→ **PROMPT**
Where a line holds the word "What", copy that line.

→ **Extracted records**
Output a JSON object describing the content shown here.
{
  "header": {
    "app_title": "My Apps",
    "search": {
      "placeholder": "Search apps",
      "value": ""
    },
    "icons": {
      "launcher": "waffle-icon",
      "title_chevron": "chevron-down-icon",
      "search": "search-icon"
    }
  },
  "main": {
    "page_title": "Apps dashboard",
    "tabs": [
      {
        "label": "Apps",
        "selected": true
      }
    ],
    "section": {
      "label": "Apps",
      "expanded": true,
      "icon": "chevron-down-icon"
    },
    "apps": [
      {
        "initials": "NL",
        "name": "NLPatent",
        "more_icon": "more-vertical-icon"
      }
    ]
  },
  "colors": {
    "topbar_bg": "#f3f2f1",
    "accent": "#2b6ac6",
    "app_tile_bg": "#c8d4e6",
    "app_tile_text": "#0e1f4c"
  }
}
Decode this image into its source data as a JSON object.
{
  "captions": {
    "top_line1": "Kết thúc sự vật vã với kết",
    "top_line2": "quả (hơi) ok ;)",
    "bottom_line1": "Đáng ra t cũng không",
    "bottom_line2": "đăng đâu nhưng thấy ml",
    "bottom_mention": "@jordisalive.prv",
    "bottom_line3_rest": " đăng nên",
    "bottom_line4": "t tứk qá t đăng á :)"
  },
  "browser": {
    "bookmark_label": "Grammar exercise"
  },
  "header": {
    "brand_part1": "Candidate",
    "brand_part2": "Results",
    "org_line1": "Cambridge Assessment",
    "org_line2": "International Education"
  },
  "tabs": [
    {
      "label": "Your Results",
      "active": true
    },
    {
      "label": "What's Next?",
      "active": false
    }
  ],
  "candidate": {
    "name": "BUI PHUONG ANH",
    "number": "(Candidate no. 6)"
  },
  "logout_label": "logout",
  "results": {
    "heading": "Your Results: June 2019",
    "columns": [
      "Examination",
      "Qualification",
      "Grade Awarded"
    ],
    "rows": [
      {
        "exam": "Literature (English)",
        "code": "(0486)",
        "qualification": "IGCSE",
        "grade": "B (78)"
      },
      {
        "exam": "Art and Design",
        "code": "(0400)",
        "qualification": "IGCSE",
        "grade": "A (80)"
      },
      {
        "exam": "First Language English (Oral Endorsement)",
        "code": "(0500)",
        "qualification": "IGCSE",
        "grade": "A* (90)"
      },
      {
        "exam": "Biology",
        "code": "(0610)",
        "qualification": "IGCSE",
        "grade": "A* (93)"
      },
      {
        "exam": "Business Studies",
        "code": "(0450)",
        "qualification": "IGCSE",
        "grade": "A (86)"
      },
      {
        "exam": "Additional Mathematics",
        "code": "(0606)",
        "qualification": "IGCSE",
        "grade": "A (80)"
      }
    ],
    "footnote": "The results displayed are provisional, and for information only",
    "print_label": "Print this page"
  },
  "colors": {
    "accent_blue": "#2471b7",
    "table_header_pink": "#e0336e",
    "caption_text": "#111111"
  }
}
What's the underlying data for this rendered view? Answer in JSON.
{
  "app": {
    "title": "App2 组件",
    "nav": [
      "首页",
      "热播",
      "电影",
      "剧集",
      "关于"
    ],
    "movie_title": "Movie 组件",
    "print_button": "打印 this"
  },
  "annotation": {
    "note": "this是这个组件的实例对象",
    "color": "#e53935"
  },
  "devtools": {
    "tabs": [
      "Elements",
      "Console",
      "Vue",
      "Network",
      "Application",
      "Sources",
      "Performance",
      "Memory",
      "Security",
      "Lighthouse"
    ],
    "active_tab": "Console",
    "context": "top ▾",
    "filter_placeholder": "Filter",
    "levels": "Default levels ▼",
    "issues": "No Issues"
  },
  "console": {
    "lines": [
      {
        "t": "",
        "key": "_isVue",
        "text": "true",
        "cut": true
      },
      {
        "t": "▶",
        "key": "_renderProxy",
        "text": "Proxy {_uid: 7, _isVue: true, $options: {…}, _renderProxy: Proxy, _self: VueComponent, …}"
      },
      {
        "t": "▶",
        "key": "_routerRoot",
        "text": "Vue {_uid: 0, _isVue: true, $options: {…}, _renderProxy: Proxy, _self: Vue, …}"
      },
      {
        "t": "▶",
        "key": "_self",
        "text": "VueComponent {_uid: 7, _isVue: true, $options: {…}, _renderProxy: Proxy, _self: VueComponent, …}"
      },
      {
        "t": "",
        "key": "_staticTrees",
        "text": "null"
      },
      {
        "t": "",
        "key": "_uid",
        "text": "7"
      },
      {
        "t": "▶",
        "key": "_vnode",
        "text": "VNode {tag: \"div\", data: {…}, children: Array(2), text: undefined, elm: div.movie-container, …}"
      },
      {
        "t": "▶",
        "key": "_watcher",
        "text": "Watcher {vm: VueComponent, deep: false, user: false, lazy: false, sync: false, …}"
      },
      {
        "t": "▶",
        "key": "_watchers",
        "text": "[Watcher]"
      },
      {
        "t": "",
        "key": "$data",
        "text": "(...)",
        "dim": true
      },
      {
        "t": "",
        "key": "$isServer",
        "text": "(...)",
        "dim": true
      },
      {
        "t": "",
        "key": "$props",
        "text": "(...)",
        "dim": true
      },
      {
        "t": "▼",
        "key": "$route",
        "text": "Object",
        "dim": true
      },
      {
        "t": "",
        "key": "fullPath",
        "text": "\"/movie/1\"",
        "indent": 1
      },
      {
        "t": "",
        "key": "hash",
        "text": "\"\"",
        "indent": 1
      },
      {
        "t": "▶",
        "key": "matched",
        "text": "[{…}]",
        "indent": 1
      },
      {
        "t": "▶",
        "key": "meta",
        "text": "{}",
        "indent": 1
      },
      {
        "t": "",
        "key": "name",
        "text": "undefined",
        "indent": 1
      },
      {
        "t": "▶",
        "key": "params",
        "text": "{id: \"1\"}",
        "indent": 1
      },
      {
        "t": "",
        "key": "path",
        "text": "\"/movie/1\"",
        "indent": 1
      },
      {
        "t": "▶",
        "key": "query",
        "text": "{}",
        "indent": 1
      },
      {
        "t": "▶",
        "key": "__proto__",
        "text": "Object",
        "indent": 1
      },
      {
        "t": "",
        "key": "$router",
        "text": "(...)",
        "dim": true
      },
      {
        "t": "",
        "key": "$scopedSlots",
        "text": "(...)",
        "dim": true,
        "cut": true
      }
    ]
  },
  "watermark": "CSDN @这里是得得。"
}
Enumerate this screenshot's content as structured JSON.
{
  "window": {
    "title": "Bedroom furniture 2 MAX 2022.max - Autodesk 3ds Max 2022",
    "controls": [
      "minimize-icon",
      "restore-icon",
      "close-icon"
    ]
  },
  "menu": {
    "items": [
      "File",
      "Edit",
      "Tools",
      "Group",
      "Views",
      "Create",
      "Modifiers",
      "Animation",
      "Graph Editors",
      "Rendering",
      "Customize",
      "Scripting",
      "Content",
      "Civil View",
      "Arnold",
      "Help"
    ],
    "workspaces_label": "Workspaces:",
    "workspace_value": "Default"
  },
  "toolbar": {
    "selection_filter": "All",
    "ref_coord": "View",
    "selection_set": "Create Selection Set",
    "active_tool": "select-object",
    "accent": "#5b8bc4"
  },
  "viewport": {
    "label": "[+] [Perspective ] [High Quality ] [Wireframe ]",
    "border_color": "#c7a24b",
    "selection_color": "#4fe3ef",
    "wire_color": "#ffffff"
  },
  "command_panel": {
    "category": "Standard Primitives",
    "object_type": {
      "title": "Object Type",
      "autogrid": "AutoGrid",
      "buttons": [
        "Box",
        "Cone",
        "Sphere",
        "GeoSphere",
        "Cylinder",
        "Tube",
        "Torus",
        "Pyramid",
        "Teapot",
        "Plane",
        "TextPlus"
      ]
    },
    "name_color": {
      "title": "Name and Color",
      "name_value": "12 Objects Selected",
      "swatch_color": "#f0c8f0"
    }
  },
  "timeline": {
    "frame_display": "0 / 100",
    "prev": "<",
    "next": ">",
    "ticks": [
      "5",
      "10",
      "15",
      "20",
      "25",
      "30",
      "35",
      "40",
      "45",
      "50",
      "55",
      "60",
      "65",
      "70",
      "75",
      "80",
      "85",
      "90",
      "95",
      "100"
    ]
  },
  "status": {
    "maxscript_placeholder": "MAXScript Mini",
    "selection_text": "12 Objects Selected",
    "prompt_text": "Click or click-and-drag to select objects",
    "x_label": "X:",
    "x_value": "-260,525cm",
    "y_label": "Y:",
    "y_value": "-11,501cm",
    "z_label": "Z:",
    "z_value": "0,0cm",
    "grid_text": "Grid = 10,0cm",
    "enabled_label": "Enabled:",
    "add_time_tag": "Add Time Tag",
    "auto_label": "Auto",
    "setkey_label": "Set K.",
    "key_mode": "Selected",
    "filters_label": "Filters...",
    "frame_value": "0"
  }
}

→ **PROBLEM SOLUTION**
      "label": "What's Next?",
What's the underlying data for this rendered view? Answer in JSON.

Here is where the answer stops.